In your copy, include every line of the listing below exactly but none of the pictures.

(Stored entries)
=-=-=
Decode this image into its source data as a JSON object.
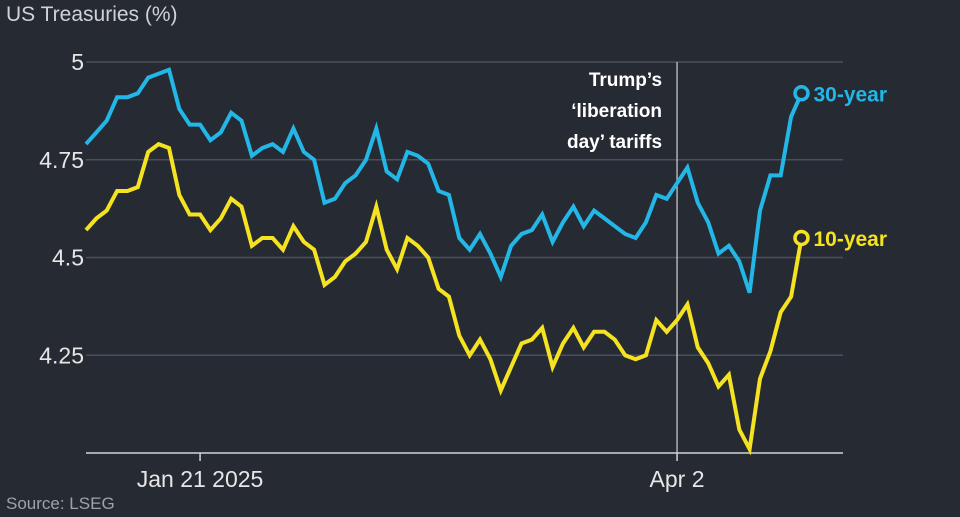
{
  "chart_data": {
    "type": "line",
    "title": "US Treasuries (%)",
    "source": "Source: LSEG",
    "ylim": [
      4.0,
      5.0
    ],
    "yticks": [
      4.25,
      4.5,
      4.75,
      5
    ],
    "ytick_labels": [
      "4.25",
      "4.5",
      "4.75",
      "5"
    ],
    "x_index_range": [
      0,
      65
    ],
    "xticks": [
      {
        "index": 11,
        "label": "Jan 21 2025"
      },
      {
        "index": 57,
        "label": "Apr 2"
      }
    ],
    "event_line": {
      "index": 57,
      "lines": [
        "Trump’s",
        "‘liberation",
        "day’ tariffs"
      ]
    },
    "grid": "horizontal",
    "colors": {
      "background": "#262a33",
      "grid": "#4a4f59",
      "axis": "#d0d3d8",
      "event": "#d0d3d8"
    },
    "series": [
      {
        "name": "30-year",
        "color": "#22b7e6",
        "end_marker": true,
        "values": [
          4.79,
          4.82,
          4.85,
          4.91,
          4.91,
          4.92,
          4.96,
          4.97,
          4.98,
          4.88,
          4.84,
          4.84,
          4.8,
          4.82,
          4.87,
          4.85,
          4.76,
          4.78,
          4.79,
          4.77,
          4.83,
          4.77,
          4.75,
          4.64,
          4.65,
          4.69,
          4.71,
          4.75,
          4.83,
          4.72,
          4.7,
          4.77,
          4.76,
          4.74,
          4.67,
          4.66,
          4.55,
          4.52,
          4.56,
          4.51,
          4.45,
          4.53,
          4.56,
          4.57,
          4.61,
          4.54,
          4.59,
          4.63,
          4.58,
          4.62,
          4.6,
          4.58,
          4.56,
          4.55,
          4.59,
          4.66,
          4.65,
          4.69,
          4.73,
          4.64,
          4.59,
          4.51,
          4.53,
          4.49,
          4.41,
          4.62,
          4.71,
          4.71,
          4.86,
          4.92
        ]
      },
      {
        "name": "10-year",
        "color": "#f5e321",
        "end_marker": true,
        "values": [
          4.57,
          4.6,
          4.62,
          4.67,
          4.67,
          4.68,
          4.77,
          4.79,
          4.78,
          4.66,
          4.61,
          4.61,
          4.57,
          4.6,
          4.65,
          4.63,
          4.53,
          4.55,
          4.55,
          4.52,
          4.58,
          4.54,
          4.52,
          4.43,
          4.45,
          4.49,
          4.51,
          4.54,
          4.63,
          4.52,
          4.47,
          4.55,
          4.53,
          4.5,
          4.42,
          4.4,
          4.3,
          4.25,
          4.29,
          4.24,
          4.16,
          4.22,
          4.28,
          4.29,
          4.32,
          4.22,
          4.28,
          4.32,
          4.27,
          4.31,
          4.31,
          4.29,
          4.25,
          4.24,
          4.25,
          4.34,
          4.31,
          4.34,
          4.38,
          4.27,
          4.23,
          4.17,
          4.2,
          4.06,
          4.01,
          4.19,
          4.26,
          4.36,
          4.4,
          4.55
        ]
      }
    ]
  }
}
=-=-=
Task solution →
Decode this image into its source data as a JSON object.
{
  "chart_data": {
    "type": "line",
    "title": "US Treasuries (%)",
    "source": "Source: LSEG",
    "ylim": [
      4.0,
      5.0
    ],
    "yticks": [
      4.25,
      4.5,
      4.75,
      5
    ],
    "ytick_labels": [
      "4.25",
      "4.5",
      "4.75",
      "5"
    ],
    "x_index_range": [
      0,
      65
    ],
    "xticks": [
      {
        "index": 11,
        "label": "Jan 21 2025"
      },
      {
        "index": 57,
        "label": "Apr 2"
      }
    ],
    "event_line": {
      "index": 57,
      "lines": [
        "Trump’s",
        "‘liberation",
        "day’ tariffs"
      ]
    },
    "grid": "horizontal",
    "colors": {
      "background": "#262a33",
      "grid": "#4a4f59",
      "axis": "#d0d3d8",
      "event": "#d0d3d8"
    },
    "series": [
      {
        "name": "30-year",
        "color": "#22b7e6",
        "end_marker": true,
        "values": [
          4.79,
          4.82,
          4.85,
          4.91,
          4.91,
          4.92,
          4.96,
          4.97,
          4.98,
          4.88,
          4.84,
          4.84,
          4.8,
          4.82,
          4.87,
          4.85,
          4.76,
          4.78,
          4.79,
          4.77,
          4.83,
          4.77,
          4.75,
          4.64,
          4.65,
          4.69,
          4.71,
          4.75,
          4.83,
          4.72,
          4.7,
          4.77,
          4.76,
          4.74,
          4.67,
          4.66,
          4.55,
          4.52,
          4.56,
          4.51,
          4.45,
          4.53,
          4.56,
          4.57,
          4.61,
          4.54,
          4.59,
          4.63,
          4.58,
          4.62,
          4.6,
          4.58,
          4.56,
          4.55,
          4.59,
          4.66,
          4.65,
          4.69,
          4.73,
          4.64,
          4.59,
          4.51,
          4.53,
          4.49,
          4.41,
          4.62,
          4.71,
          4.71,
          4.86,
          4.92
        ]
      },
      {
        "name": "10-year",
        "color": "#f5e321",
        "end_marker": true,
        "values": [
          4.57,
          4.6,
          4.62,
          4.67,
          4.67,
          4.68,
          4.77,
          4.79,
          4.78,
          4.66,
          4.61,
          4.61,
          4.57,
          4.6,
          4.65,
          4.63,
          4.53,
          4.55,
          4.55,
          4.52,
          4.58,
          4.54,
          4.52,
          4.43,
          4.45,
          4.49,
          4.51,
          4.54,
          4.63,
          4.52,
          4.47,
          4.55,
          4.53,
          4.5,
          4.42,
          4.4,
          4.3,
          4.25,
          4.29,
          4.24,
          4.16,
          4.22,
          4.28,
          4.29,
          4.32,
          4.22,
          4.28,
          4.32,
          4.27,
          4.31,
          4.31,
          4.29,
          4.25,
          4.24,
          4.25,
          4.34,
          4.31,
          4.34,
          4.38,
          4.27,
          4.23,
          4.17,
          4.2,
          4.06,
          4.01,
          4.19,
          4.26,
          4.36,
          4.4,
          4.55
        ]
      }
    ]
  }
}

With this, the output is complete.